Excerpt from a dataset
>>

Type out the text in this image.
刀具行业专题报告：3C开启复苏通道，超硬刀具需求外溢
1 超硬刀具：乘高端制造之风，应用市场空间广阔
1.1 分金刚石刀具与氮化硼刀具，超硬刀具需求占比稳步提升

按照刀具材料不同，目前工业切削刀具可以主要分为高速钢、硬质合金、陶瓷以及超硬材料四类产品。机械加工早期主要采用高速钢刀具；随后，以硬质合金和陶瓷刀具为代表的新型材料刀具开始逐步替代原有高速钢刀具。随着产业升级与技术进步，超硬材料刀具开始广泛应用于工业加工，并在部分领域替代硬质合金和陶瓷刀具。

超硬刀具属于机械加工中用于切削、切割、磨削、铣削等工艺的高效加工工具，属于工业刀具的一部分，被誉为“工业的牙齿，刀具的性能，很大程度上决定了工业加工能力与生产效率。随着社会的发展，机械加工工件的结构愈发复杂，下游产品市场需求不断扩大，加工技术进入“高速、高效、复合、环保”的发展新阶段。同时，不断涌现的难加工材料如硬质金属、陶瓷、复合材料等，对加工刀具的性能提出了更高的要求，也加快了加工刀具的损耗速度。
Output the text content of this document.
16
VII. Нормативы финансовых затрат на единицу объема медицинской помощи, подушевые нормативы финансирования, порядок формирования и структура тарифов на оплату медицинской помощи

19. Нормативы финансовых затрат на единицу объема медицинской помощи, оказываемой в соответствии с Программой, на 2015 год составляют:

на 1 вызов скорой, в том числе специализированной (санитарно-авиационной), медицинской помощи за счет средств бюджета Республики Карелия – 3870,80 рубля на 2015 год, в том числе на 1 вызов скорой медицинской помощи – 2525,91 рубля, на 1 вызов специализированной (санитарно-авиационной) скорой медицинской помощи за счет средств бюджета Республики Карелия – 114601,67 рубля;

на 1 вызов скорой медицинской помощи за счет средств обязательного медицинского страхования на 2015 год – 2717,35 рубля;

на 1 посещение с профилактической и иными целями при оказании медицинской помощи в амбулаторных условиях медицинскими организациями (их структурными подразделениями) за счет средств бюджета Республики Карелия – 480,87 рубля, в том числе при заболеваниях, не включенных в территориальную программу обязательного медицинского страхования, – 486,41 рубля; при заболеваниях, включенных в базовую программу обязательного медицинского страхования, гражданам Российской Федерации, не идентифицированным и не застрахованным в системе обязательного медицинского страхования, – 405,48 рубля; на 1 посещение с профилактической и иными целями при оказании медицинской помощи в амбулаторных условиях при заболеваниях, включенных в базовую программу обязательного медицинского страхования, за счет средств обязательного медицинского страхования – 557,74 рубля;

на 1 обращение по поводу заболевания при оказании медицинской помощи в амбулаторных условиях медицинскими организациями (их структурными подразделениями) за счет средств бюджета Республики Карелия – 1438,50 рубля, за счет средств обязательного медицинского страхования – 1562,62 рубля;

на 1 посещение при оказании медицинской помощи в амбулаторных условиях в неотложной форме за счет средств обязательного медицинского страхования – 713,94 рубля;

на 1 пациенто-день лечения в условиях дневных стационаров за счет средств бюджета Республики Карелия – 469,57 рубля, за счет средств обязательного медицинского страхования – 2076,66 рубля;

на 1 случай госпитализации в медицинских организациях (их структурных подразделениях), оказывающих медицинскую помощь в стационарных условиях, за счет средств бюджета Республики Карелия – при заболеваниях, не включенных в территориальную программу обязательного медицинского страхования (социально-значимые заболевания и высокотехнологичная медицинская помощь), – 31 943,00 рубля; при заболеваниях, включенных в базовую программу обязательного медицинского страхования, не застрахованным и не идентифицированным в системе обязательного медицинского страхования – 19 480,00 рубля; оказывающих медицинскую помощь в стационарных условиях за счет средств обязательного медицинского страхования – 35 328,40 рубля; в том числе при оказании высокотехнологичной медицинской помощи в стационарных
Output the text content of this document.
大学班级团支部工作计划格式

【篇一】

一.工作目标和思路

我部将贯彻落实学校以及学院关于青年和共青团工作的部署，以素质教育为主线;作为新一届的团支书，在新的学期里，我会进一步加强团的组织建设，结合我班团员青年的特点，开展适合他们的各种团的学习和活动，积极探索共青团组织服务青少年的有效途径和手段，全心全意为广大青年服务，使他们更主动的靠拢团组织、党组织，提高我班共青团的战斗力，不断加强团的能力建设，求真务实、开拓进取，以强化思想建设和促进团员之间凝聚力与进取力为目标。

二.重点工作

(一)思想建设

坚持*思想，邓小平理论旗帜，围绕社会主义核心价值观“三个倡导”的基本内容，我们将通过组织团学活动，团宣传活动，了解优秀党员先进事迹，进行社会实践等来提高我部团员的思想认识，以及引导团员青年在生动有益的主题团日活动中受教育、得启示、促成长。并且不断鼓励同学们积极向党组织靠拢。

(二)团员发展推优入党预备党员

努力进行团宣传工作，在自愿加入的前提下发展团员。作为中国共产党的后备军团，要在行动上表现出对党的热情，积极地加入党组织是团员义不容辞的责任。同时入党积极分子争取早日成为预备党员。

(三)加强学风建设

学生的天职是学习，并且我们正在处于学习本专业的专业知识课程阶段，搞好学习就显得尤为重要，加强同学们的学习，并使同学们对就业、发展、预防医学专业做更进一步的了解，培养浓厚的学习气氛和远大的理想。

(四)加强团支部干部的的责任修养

<<

## [Short exercise]
Return the full listing, character for character.

## [Answer to the problem]
Type out the text in this image.
刀具行业专题报告：3C开启复苏通道，超硬刀具需求外溢
1 超硬刀具：乘高端制造之风，应用市场空间广阔
1.1 分金刚石刀具与氮化硼刀具，超硬刀具需求占比稳步提升

按照刀具材料不同，目前工业切削刀具可以主要分为高速钢、硬质合金、陶瓷以及超硬材料四类产品。机械加工早期主要采用高速钢刀具；随后，以硬质合金和陶瓷刀具为代表的新型材料刀具开始逐步替代原有高速钢刀具。随着产业升级与技术进步，超硬材料刀具开始广泛应用于工业加工，并在部分领域替代硬质合金和陶瓷刀具。

超硬刀具属于机械加工中用于切削、切割、磨削、铣削等工艺的高效加工工具，属于工业刀具的一部分，被誉为“工业的牙齿，刀具的性能，很大程度上决定了工业加工能力与生产效率。随着社会的发展，机械加工工件的结构愈发复杂，下游产品市场需求不断扩大，加工技术进入“高速、高效、复合、环保”的发展新阶段。同时，不断涌现的难加工材料如硬质金属、陶瓷、复合材料等，对加工刀具的性能提出了更高的要求，也加快了加工刀具的损耗速度。
Output the text content of this document.
16
VII. Нормативы финансовых затрат на единицу объема медицинской помощи, подушевые нормативы финансирования, порядок формирования и структура тарифов на оплату медицинской помощи

19. Нормативы финансовых затрат на единицу объема медицинской помощи, оказываемой в соответствии с Программой, на 2015 год составляют:

на 1 вызов скорой, в том числе специализированной (санитарно-авиационной), медицинской помощи за счет средств бюджета Республики Карелия – 3870,80 рубля на 2015 год, в том числе на 1 вызов скорой медицинской помощи – 2525,91 рубля, на 1 вызов специализированной (санитарно-авиационной) скорой медицинской помощи за счет средств бюджета Республики Карелия – 114601,67 рубля;

на 1 вызов скорой медицинской помощи за счет средств обязательного медицинского страхования на 2015 год – 2717,35 рубля;

на 1 посещение с профилактической и иными целями при оказании медицинской помощи в амбулаторных условиях медицинскими организациями (их структурными подразделениями) за счет средств бюджета Республики Карелия – 480,87 рубля, в том числе при заболеваниях, не включенных в территориальную программу обязательного медицинского страхования, – 486,41 рубля; при заболеваниях, включенных в базовую программу обязательного медицинского страхования, гражданам Российской Федерации, не идентифицированным и не застрахованным в системе обязательного медицинского страхования, – 405,48 рубля; на 1 посещение с профилактической и иными целями при оказании медицинской помощи в амбулаторных условиях при заболеваниях, включенных в базовую программу обязательного медицинского страхования, за счет средств обязательного медицинского страхования – 557,74 рубля;

на 1 обращение по поводу заболевания при оказании медицинской помощи в амбулаторных условиях медицинскими организациями (их структурными подразделениями) за счет средств бюджета Республики Карелия – 1438,50 рубля, за счет средств обязательного медицинского страхования – 1562,62 рубля;

на 1 посещение при оказании медицинской помощи в амбулаторных условиях в неотложной форме за счет средств обязательного медицинского страхования – 713,94 рубля;

на 1 пациенто-день лечения в условиях дневных стационаров за счет средств бюджета Республики Карелия – 469,57 рубля, за счет средств обязательного медицинского страхования – 2076,66 рубля;

на 1 случай госпитализации в медицинских организациях (их структурных подразделениях), оказывающих медицинскую помощь в стационарных условиях, за счет средств бюджета Республики Карелия – при заболеваниях, не включенных в территориальную программу обязательного медицинского страхования (социально-значимые заболевания и высокотехнологичная медицинская помощь), – 31 943,00 рубля; при заболеваниях, включенных в базовую программу обязательного медицинского страхования, не застрахованным и не идентифицированным в системе обязательного медицинского страхования – 19 480,00 рубля; оказывающих медицинскую помощь в стационарных условиях за счет средств обязательного медицинского страхования – 35 328,40 рубля; в том числе при оказании высокотехнологичной медицинской помощи в стационарных
Output the text content of this document.
大学班级团支部工作计划格式

【篇一】

一.工作目标和思路

我部将贯彻落实学校以及学院关于青年和共青团工作的部署，以素质教育为主线;作为新一届的团支书，在新的学期里，我会进一步加强团的组织建设，结合我班团员青年的特点，开展适合他们的各种团的学习和活动，积极探索共青团组织服务青少年的有效途径和手段，全心全意为广大青年服务，使他们更主动的靠拢团组织、党组织，提高我班共青团的战斗力，不断加强团的能力建设，求真务实、开拓进取，以强化思想建设和促进团员之间凝聚力与进取力为目标。

二.重点工作

(一)思想建设

坚持*思想，邓小平理论旗帜，围绕社会主义核心价值观“三个倡导”的基本内容，我们将通过组织团学活动，团宣传活动，了解优秀党员先进事迹，进行社会实践等来提高我部团员的思想认识，以及引导团员青年在生动有益的主题团日活动中受教育、得启示、促成长。并且不断鼓励同学们积极向党组织靠拢。

(二)团员发展推优入党预备党员

努力进行团宣传工作，在自愿加入的前提下发展团员。作为中国共产党的后备军团，要在行动上表现出对党的热情，积极地加入党组织是团员义不容辞的责任。同时入党积极分子争取早日成为预备党员。

(三)加强学风建设

学生的天职是学习，并且我们正在处于学习本专业的专业知识课程阶段，搞好学习就显得尤为重要，加强同学们的学习，并使同学们对就业、发展、预防医学专业做更进一步的了解，培养浓厚的学习气氛和远大的理想。

(四)加强团支部干部的的责任修养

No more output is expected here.